### [STATED EXERCISE]
Render the lines of the records starting with the line containing "y-axis-label-unit: / 1" and going on through the line containing "mean-dotted-series xyxy=(152,370,766,504)" as a Markdown table with the columns Row and Line, numbering each row and leaving out any blank lines.

### [Element and coordinate records]
**********
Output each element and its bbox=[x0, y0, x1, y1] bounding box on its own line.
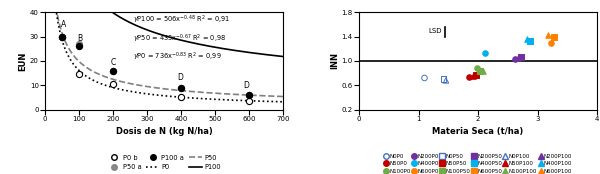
X-axis label: Dosis de N (kg N/ha): Dosis de N (kg N/ha) bbox=[116, 127, 212, 136]
Legend: P0 b, P50 a, P100 a, P0, P50, P100: P0 b, P50 a, P100 a, P0, P50, P100 bbox=[104, 152, 223, 173]
X-axis label: Materia Seca (t/ha): Materia Seca (t/ha) bbox=[433, 127, 524, 136]
Point bbox=[516, 56, 526, 59]
Point bbox=[523, 38, 532, 40]
Point bbox=[546, 41, 556, 44]
Point bbox=[57, 35, 67, 38]
Point bbox=[74, 45, 84, 48]
Point bbox=[420, 77, 430, 79]
Point bbox=[74, 73, 84, 76]
Point bbox=[108, 83, 118, 85]
Point bbox=[176, 86, 186, 89]
Point bbox=[108, 69, 118, 72]
Text: $\gamma$P100 = 506x$^{-0.48}$ R$^{2}$ = 0,91
$\gamma$P50 = 433x$^{-0.67}$ R$^{2}: $\gamma$P100 = 506x$^{-0.48}$ R$^{2}$ = … bbox=[133, 14, 230, 63]
Point bbox=[57, 35, 67, 38]
Point bbox=[513, 57, 523, 60]
Point bbox=[176, 96, 186, 99]
Point bbox=[526, 39, 535, 42]
Text: D: D bbox=[244, 81, 250, 90]
Point bbox=[57, 35, 67, 38]
Point bbox=[439, 78, 448, 81]
Text: LSD: LSD bbox=[428, 28, 442, 34]
Text: B: B bbox=[77, 34, 82, 43]
Point bbox=[510, 58, 520, 60]
Point bbox=[472, 67, 482, 70]
Point bbox=[464, 75, 474, 78]
Text: A: A bbox=[61, 20, 67, 29]
Legend: N0P0, N50P0, N100P0, N200P0, N400P0, N600P0, N0P50, N50P50, N100P50, N200P50, N4: N0P0, N50P0, N100P0, N200P0, N400P0, N60… bbox=[382, 151, 574, 174]
Point bbox=[481, 52, 490, 54]
Point bbox=[550, 35, 559, 38]
Y-axis label: INN: INN bbox=[330, 52, 339, 69]
Y-axis label: EUN: EUN bbox=[18, 51, 27, 71]
Point bbox=[469, 74, 478, 77]
Point bbox=[244, 100, 254, 102]
Point bbox=[544, 34, 553, 37]
Point bbox=[244, 94, 254, 96]
Point bbox=[441, 79, 451, 82]
Point bbox=[478, 70, 488, 73]
Point bbox=[472, 73, 481, 76]
Point bbox=[176, 86, 186, 89]
Text: D: D bbox=[177, 73, 183, 82]
Point bbox=[244, 94, 254, 96]
Point bbox=[475, 69, 485, 72]
Point bbox=[108, 69, 118, 72]
Text: C: C bbox=[111, 58, 116, 67]
Point bbox=[74, 42, 84, 45]
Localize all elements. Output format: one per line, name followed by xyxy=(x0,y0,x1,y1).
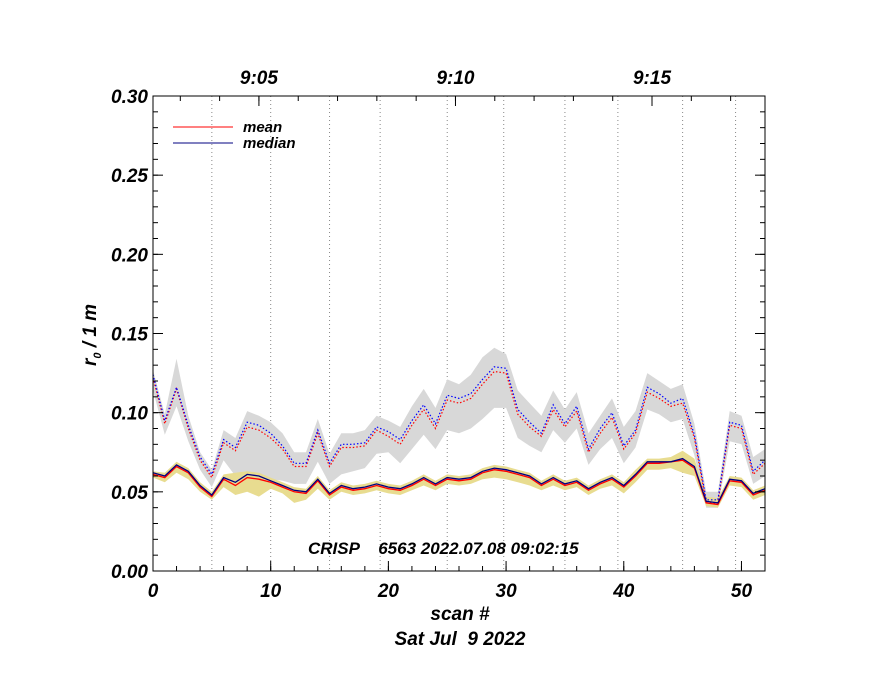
y-axis-label-unit: / 1 m xyxy=(80,304,101,353)
x-tick-label: 50 xyxy=(731,581,753,602)
x-tick-label: 10 xyxy=(260,581,282,602)
y-axis-label-r: r xyxy=(80,357,101,366)
y-tick-label: 0.00 xyxy=(111,562,148,583)
data-series xyxy=(152,366,766,506)
legend-median-label: median xyxy=(243,135,296,152)
y-tick-label: 0.15 xyxy=(111,325,148,346)
x-tick-label: 40 xyxy=(612,581,635,602)
y-tick-label: 0.25 xyxy=(111,166,148,187)
chart-annotation: CRISP 6563 2022.07.08 09:02:15 xyxy=(308,539,579,558)
mean-solid-series xyxy=(152,459,766,506)
y-axis-label-subscript: 0 xyxy=(92,352,104,359)
mean-dotted-series xyxy=(152,370,766,504)
time-tick-label: 9:10 xyxy=(436,68,474,89)
x-axis-label: scan # xyxy=(430,604,490,625)
plot-frame xyxy=(152,95,766,572)
time-tick-label: 9:15 xyxy=(633,68,671,89)
legend-mean-label: mean xyxy=(243,119,282,136)
y-tick-label: 0.05 xyxy=(111,483,148,504)
x-tick-label: 20 xyxy=(377,581,400,602)
x-tick-label: 30 xyxy=(496,581,518,602)
median-solid-series xyxy=(152,457,766,504)
legend: mean median xyxy=(173,119,296,152)
x-tick-label: 0 xyxy=(148,581,159,602)
axis-ticks: 0.00 0.05 0.10 0.15 0.20 0.25 0.30 0 10 20 30 40 50 9… xyxy=(111,68,766,602)
upper-spread-band xyxy=(153,347,765,508)
spread-bands xyxy=(153,347,765,508)
y-tick-label: 0.30 xyxy=(111,87,148,108)
time-tick-label: 9:05 xyxy=(240,68,278,89)
y-tick-label: 0.10 xyxy=(111,404,148,425)
y-tick-label: 0.20 xyxy=(111,245,148,266)
date-label: Sat Jul 9 2022 xyxy=(395,629,526,650)
y-axis-label: r0 / 1 m xyxy=(80,304,104,366)
median-dotted-series xyxy=(152,366,766,501)
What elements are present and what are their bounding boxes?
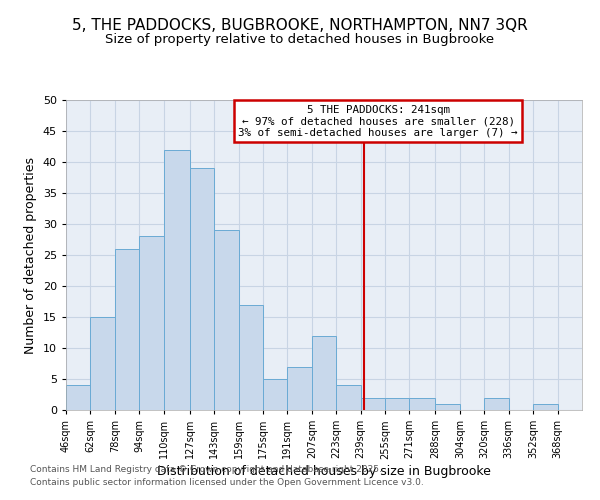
**********
### [RESULT]
| Row | Line |
|---|---|
| 1 | y-axis-label-unit: / 1 m xyxy=(80,304,101,353) |
| 2 | x-tick-label: 50 xyxy=(731,581,753,602) |
| 3 | x-tick-label: 10 xyxy=(260,581,282,602) |
| 4 | y-axis-label-r: r xyxy=(80,357,101,366) |
| 5 | y-tick-label: 0.00 xyxy=(111,562,148,583) |
| 6 | data-series xyxy=(152,366,766,506) |
| 7 | legend-median-label: median xyxy=(243,135,296,152) |
| 8 | y-tick-label: 0.15 xyxy=(111,325,148,346) |
| 9 | x-tick-label: 40 xyxy=(612,581,635,602) |
| 10 | y-tick-label: 0.25 xyxy=(111,166,148,187) |
| 11 | chart-annotation: CRISP 6563 2022.07.08 09:02:15 xyxy=(308,539,579,558) |
| 12 | mean-solid-series xyxy=(152,459,766,506) |
| 13 | y-axis-label-subscript: 0 xyxy=(92,352,104,359) |
| 14 | mean-dotted-series xyxy=(152,370,766,504) |